_Task statement_
The entries are to be returned exactly, with images left out.

_Extracted information_
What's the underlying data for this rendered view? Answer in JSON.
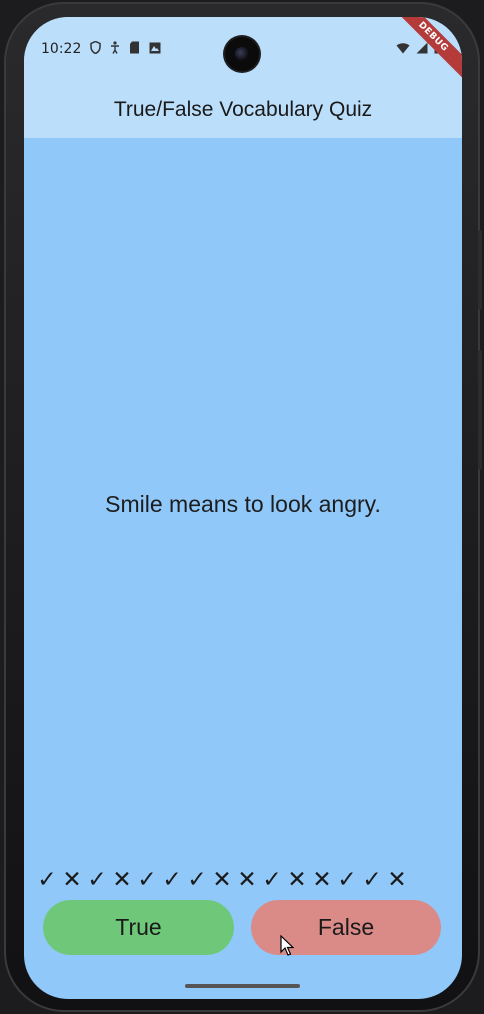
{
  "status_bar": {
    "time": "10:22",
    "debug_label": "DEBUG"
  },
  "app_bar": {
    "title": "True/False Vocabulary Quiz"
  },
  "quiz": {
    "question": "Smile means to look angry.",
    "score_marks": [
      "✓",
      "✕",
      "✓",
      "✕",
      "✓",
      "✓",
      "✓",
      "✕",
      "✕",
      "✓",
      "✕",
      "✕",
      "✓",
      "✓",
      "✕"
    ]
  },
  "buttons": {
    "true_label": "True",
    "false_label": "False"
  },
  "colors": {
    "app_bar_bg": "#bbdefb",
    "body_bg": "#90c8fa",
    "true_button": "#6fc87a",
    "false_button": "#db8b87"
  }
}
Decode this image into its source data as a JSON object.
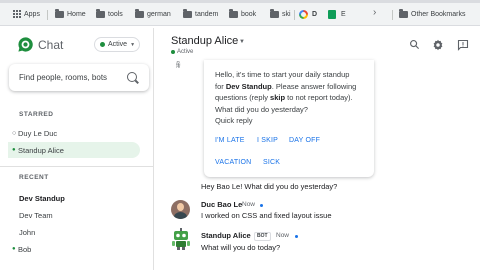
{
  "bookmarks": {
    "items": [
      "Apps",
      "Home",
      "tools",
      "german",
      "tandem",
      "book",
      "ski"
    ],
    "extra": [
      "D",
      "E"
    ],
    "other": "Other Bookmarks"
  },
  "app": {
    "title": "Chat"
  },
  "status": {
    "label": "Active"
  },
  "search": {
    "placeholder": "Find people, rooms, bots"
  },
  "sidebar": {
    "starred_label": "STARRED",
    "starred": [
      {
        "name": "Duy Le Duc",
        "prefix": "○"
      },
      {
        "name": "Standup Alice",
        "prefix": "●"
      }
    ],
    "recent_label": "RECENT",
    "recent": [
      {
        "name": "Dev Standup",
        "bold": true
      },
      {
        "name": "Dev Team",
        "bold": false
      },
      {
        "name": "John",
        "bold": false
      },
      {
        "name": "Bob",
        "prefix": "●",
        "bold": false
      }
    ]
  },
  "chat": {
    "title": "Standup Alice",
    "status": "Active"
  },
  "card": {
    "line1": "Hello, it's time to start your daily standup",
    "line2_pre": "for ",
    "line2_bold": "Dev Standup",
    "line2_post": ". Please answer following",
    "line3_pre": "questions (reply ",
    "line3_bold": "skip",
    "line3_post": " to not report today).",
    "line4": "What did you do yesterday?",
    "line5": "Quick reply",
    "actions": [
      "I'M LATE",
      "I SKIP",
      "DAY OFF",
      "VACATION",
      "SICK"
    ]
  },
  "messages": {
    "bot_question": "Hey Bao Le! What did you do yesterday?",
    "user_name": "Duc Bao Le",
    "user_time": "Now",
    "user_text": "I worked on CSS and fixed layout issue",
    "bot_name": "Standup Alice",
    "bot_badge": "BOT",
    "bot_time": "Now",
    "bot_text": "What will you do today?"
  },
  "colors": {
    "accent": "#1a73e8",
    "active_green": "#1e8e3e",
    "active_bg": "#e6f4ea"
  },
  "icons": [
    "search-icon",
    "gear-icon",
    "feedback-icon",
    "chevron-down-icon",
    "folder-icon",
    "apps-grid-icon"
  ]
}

_Reply to the exercise_
What's the underlying data for this rendered view? Answer in JSON.
{
  "status_bar": {
    "time": "10:22",
    "debug_label": "DEBUG"
  },
  "app_bar": {
    "title": "True/False Vocabulary Quiz"
  },
  "quiz": {
    "question": "Smile means to look angry.",
    "score_marks": [
      "✓",
      "✕",
      "✓",
      "✕",
      "✓",
      "✓",
      "✓",
      "✕",
      "✕",
      "✓",
      "✕",
      "✕",
      "✓",
      "✓",
      "✕"
    ]
  },
  "buttons": {
    "true_label": "True",
    "false_label": "False"
  },
  "colors": {
    "app_bar_bg": "#bbdefb",
    "body_bg": "#90c8fa",
    "true_button": "#6fc87a",
    "false_button": "#db8b87"
  }
}
Decode this image into its source data as a JSON object.
{
  "bookmarks": {
    "items": [
      "Apps",
      "Home",
      "tools",
      "german",
      "tandem",
      "book",
      "ski"
    ],
    "extra": [
      "D",
      "E"
    ],
    "other": "Other Bookmarks"
  },
  "app": {
    "title": "Chat"
  },
  "status": {
    "label": "Active"
  },
  "search": {
    "placeholder": "Find people, rooms, bots"
  },
  "sidebar": {
    "starred_label": "STARRED",
    "starred": [
      {
        "name": "Duy Le Duc",
        "prefix": "○"
      },
      {
        "name": "Standup Alice",
        "prefix": "●"
      }
    ],
    "recent_label": "RECENT",
    "recent": [
      {
        "name": "Dev Standup",
        "bold": true
      },
      {
        "name": "Dev Team",
        "bold": false
      },
      {
        "name": "John",
        "bold": false
      },
      {
        "name": "Bob",
        "prefix": "●",
        "bold": false
      }
    ]
  },
  "chat": {
    "title": "Standup Alice",
    "status": "Active"
  },
  "card": {
    "line1": "Hello, it's time to start your daily standup",
    "line2_pre": "for ",
    "line2_bold": "Dev Standup",
    "line2_post": ". Please answer following",
    "line3_pre": "questions (reply ",
    "line3_bold": "skip",
    "line3_post": " to not report today).",
    "line4": "What did you do yesterday?",
    "line5": "Quick reply",
    "actions": [
      "I'M LATE",
      "I SKIP",
      "DAY OFF",
      "VACATION",
      "SICK"
    ]
  },
  "messages": {
    "bot_question": "Hey Bao Le! What did you do yesterday?",
    "user_name": "Duc Bao Le",
    "user_time": "Now",
    "user_text": "I worked on CSS and fixed layout issue",
    "bot_name": "Standup Alice",
    "bot_badge": "BOT",
    "bot_time": "Now",
    "bot_text": "What will you do today?"
  },
  "colors": {
    "accent": "#1a73e8",
    "active_green": "#1e8e3e",
    "active_bg": "#e6f4ea"
  },
  "icons": [
    "search-icon",
    "gear-icon",
    "feedback-icon",
    "chevron-down-icon",
    "folder-icon",
    "apps-grid-icon"
  ]
}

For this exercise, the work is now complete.